((

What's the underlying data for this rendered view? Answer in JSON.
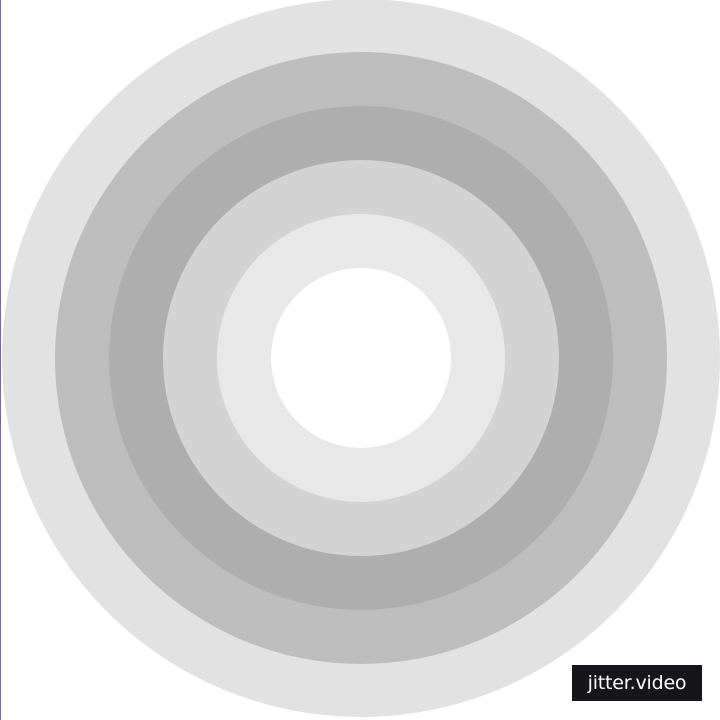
{
  "colors": {
    "background": "#ffffff",
    "left_edge": "#7b5cd6",
    "watermark_bg": "#16151a",
    "watermark_text": "#ffffff"
  },
  "rings": [
    {
      "name": "ring-1",
      "color": "#e2e2e2"
    },
    {
      "name": "ring-2",
      "color": "#bdbdbd"
    },
    {
      "name": "ring-3",
      "color": "#aeaeae"
    },
    {
      "name": "ring-4",
      "color": "#d3d3d3"
    },
    {
      "name": "ring-5",
      "color": "#e8e8e8"
    },
    {
      "name": "ring-center",
      "color": "#ffffff"
    }
  ],
  "watermark": {
    "text": "jitter.video"
  }
}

))

> [WHAT YOU ARE ASKED TO DO]
Look through the data above. Find each line with the string "name" and copy it.

> [TASK SOLUTION]
      "name": "ring-1",
      "name": "ring-2",
      "name": "ring-3",
      "name": "ring-4",
      "name": "ring-5",
      "name": "ring-center",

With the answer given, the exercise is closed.